-- Exercise description --
Write out the entries below once more, exactly.

Figure collection entries
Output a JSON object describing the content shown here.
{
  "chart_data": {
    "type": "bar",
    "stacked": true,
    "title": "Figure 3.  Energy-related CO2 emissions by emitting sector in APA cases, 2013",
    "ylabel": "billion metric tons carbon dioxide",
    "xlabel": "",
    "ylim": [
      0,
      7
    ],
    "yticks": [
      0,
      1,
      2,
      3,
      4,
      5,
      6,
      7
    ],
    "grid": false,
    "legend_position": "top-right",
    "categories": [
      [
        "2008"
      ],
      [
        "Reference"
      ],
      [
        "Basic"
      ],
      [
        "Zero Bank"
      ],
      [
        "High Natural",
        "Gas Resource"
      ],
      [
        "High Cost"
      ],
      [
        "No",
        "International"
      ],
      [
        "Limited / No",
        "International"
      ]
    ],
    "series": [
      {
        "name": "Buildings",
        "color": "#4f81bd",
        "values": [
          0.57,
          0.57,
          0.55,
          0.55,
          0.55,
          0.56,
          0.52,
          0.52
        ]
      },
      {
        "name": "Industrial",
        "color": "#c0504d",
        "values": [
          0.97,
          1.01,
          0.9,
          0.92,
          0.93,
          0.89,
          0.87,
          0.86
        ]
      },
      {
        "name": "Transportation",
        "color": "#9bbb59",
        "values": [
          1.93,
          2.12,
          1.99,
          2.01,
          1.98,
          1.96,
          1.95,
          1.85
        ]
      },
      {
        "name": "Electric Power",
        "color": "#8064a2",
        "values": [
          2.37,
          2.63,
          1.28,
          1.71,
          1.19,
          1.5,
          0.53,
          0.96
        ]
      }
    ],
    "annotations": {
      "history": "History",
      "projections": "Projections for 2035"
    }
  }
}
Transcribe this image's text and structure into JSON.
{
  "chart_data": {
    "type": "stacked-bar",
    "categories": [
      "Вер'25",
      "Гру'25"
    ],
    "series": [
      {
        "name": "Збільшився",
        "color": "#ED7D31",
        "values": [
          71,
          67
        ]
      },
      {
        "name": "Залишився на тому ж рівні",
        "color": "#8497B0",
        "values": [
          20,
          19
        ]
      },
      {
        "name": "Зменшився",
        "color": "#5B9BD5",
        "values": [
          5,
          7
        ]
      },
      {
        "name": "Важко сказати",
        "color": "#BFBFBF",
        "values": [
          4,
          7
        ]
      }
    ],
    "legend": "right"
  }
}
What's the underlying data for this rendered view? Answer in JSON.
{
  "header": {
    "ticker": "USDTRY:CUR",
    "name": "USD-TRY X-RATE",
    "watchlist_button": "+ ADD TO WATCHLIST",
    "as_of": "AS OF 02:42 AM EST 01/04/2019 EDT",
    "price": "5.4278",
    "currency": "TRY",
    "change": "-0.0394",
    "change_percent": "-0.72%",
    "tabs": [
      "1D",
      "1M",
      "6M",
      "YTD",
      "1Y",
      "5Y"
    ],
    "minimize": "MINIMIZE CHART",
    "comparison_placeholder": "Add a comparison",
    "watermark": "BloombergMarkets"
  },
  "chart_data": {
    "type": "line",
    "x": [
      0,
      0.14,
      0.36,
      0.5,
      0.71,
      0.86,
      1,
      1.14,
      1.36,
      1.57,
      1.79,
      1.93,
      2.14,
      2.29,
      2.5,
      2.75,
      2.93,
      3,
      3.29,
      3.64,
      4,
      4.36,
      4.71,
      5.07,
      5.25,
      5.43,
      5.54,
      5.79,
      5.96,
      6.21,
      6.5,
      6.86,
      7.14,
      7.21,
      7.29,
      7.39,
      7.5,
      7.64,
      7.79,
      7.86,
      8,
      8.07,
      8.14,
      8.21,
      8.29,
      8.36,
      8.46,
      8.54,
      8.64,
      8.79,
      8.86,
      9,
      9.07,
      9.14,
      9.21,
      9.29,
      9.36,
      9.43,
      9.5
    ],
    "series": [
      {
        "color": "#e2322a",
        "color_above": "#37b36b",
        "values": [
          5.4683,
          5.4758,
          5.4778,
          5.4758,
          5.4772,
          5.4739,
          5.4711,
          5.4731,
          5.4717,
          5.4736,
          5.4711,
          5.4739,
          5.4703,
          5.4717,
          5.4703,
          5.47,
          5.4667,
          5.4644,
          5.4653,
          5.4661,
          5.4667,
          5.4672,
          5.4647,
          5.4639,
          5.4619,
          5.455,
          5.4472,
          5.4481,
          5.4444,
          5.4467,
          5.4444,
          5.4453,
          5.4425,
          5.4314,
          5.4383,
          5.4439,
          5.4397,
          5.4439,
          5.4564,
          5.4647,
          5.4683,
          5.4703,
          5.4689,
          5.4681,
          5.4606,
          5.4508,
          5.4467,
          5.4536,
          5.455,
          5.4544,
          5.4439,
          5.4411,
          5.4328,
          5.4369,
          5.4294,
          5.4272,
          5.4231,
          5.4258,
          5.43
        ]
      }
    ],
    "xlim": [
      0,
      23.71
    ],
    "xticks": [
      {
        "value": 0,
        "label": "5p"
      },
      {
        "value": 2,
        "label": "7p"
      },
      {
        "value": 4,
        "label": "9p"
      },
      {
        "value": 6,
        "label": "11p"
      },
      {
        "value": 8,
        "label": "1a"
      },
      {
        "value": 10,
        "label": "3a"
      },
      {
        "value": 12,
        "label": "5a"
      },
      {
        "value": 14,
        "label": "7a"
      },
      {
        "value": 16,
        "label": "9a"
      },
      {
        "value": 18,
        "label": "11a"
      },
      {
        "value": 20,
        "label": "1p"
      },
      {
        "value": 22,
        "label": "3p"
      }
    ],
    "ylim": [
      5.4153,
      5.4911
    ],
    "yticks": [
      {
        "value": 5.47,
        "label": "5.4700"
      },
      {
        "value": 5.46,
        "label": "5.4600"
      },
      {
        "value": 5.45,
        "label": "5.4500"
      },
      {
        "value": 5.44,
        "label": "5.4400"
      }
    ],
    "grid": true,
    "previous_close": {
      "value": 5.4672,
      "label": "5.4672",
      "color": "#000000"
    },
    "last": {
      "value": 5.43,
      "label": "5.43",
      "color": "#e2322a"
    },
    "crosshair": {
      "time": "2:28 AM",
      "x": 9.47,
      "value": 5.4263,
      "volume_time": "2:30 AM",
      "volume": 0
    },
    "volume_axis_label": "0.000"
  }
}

-- Response --
Output a JSON object describing the content shown here.
{
  "chart_data": {
    "type": "bar",
    "stacked": true,
    "title": "Figure 3.  Energy-related CO2 emissions by emitting sector in APA cases, 2013",
    "ylabel": "billion metric tons carbon dioxide",
    "xlabel": "",
    "ylim": [
      0,
      7
    ],
    "yticks": [
      0,
      1,
      2,
      3,
      4,
      5,
      6,
      7
    ],
    "grid": false,
    "legend_position": "top-right",
    "categories": [
      [
        "2008"
      ],
      [
        "Reference"
      ],
      [
        "Basic"
      ],
      [
        "Zero Bank"
      ],
      [
        "High Natural",
        "Gas Resource"
      ],
      [
        "High Cost"
      ],
      [
        "No",
        "International"
      ],
      [
        "Limited / No",
        "International"
      ]
    ],
    "series": [
      {
        "name": "Buildings",
        "color": "#4f81bd",
        "values": [
          0.57,
          0.57,
          0.55,
          0.55,
          0.55,
          0.56,
          0.52,
          0.52
        ]
      },
      {
        "name": "Industrial",
        "color": "#c0504d",
        "values": [
          0.97,
          1.01,
          0.9,
          0.92,
          0.93,
          0.89,
          0.87,
          0.86
        ]
      },
      {
        "name": "Transportation",
        "color": "#9bbb59",
        "values": [
          1.93,
          2.12,
          1.99,
          2.01,
          1.98,
          1.96,
          1.95,
          1.85
        ]
      },
      {
        "name": "Electric Power",
        "color": "#8064a2",
        "values": [
          2.37,
          2.63,
          1.28,
          1.71,
          1.19,
          1.5,
          0.53,
          0.96
        ]
      }
    ],
    "annotations": {
      "history": "History",
      "projections": "Projections for 2035"
    }
  }
}
Transcribe this image's text and structure into JSON.
{
  "chart_data": {
    "type": "stacked-bar",
    "categories": [
      "Вер'25",
      "Гру'25"
    ],
    "series": [
      {
        "name": "Збільшився",
        "color": "#ED7D31",
        "values": [
          71,
          67
        ]
      },
      {
        "name": "Залишився на тому ж рівні",
        "color": "#8497B0",
        "values": [
          20,
          19
        ]
      },
      {
        "name": "Зменшився",
        "color": "#5B9BD5",
        "values": [
          5,
          7
        ]
      },
      {
        "name": "Важко сказати",
        "color": "#BFBFBF",
        "values": [
          4,
          7
        ]
      }
    ],
    "legend": "right"
  }
}
What's the underlying data for this rendered view? Answer in JSON.
{
  "header": {
    "ticker": "USDTRY:CUR",
    "name": "USD-TRY X-RATE",
    "watchlist_button": "+ ADD TO WATCHLIST",
    "as_of": "AS OF 02:42 AM EST 01/04/2019 EDT",
    "price": "5.4278",
    "currency": "TRY",
    "change": "-0.0394",
    "change_percent": "-0.72%",
    "tabs": [
      "1D",
      "1M",
      "6M",
      "YTD",
      "1Y",
      "5Y"
    ],
    "minimize": "MINIMIZE CHART",
    "comparison_placeholder": "Add a comparison",
    "watermark": "BloombergMarkets"
  },
  "chart_data": {
    "type": "line",
    "x": [
      0,
      0.14,
      0.36,
      0.5,
      0.71,
      0.86,
      1,
      1.14,
      1.36,
      1.57,
      1.79,
      1.93,
      2.14,
      2.29,
      2.5,
      2.75,
      2.93,
      3,
      3.29,
      3.64,
      4,
      4.36,
      4.71,
      5.07,
      5.25,
      5.43,
      5.54,
      5.79,
      5.96,
      6.21,
      6.5,
      6.86,
      7.14,
      7.21,
      7.29,
      7.39,
      7.5,
      7.64,
      7.79,
      7.86,
      8,
      8.07,
      8.14,
      8.21,
      8.29,
      8.36,
      8.46,
      8.54,
      8.64,
      8.79,
      8.86,
      9,
      9.07,
      9.14,
      9.21,
      9.29,
      9.36,
      9.43,
      9.5
    ],
    "series": [
      {
        "color": "#e2322a",
        "color_above": "#37b36b",
        "values": [
          5.4683,
          5.4758,
          5.4778,
          5.4758,
          5.4772,
          5.4739,
          5.4711,
          5.4731,
          5.4717,
          5.4736,
          5.4711,
          5.4739,
          5.4703,
          5.4717,
          5.4703,
          5.47,
          5.4667,
          5.4644,
          5.4653,
          5.4661,
          5.4667,
          5.4672,
          5.4647,
          5.4639,
          5.4619,
          5.455,
          5.4472,
          5.4481,
          5.4444,
          5.4467,
          5.4444,
          5.4453,
          5.4425,
          5.4314,
          5.4383,
          5.4439,
          5.4397,
          5.4439,
          5.4564,
          5.4647,
          5.4683,
          5.4703,
          5.4689,
          5.4681,
          5.4606,
          5.4508,
          5.4467,
          5.4536,
          5.455,
          5.4544,
          5.4439,
          5.4411,
          5.4328,
          5.4369,
          5.4294,
          5.4272,
          5.4231,
          5.4258,
          5.43
        ]
      }
    ],
    "xlim": [
      0,
      23.71
    ],
    "xticks": [
      {
        "value": 0,
        "label": "5p"
      },
      {
        "value": 2,
        "label": "7p"
      },
      {
        "value": 4,
        "label": "9p"
      },
      {
        "value": 6,
        "label": "11p"
      },
      {
        "value": 8,
        "label": "1a"
      },
      {
        "value": 10,
        "label": "3a"
      },
      {
        "value": 12,
        "label": "5a"
      },
      {
        "value": 14,
        "label": "7a"
      },
      {
        "value": 16,
        "label": "9a"
      },
      {
        "value": 18,
        "label": "11a"
      },
      {
        "value": 20,
        "label": "1p"
      },
      {
        "value": 22,
        "label": "3p"
      }
    ],
    "ylim": [
      5.4153,
      5.4911
    ],
    "yticks": [
      {
        "value": 5.47,
        "label": "5.4700"
      },
      {
        "value": 5.46,
        "label": "5.4600"
      },
      {
        "value": 5.45,
        "label": "5.4500"
      },
      {
        "value": 5.44,
        "label": "5.4400"
      }
    ],
    "grid": true,
    "previous_close": {
      "value": 5.4672,
      "label": "5.4672",
      "color": "#000000"
    },
    "last": {
      "value": 5.43,
      "label": "5.43",
      "color": "#e2322a"
    },
    "crosshair": {
      "time": "2:28 AM",
      "x": 9.47,
      "value": 5.4263,
      "volume_time": "2:30 AM",
      "volume": 0
    },
    "volume_axis_label": "0.000"
  }
}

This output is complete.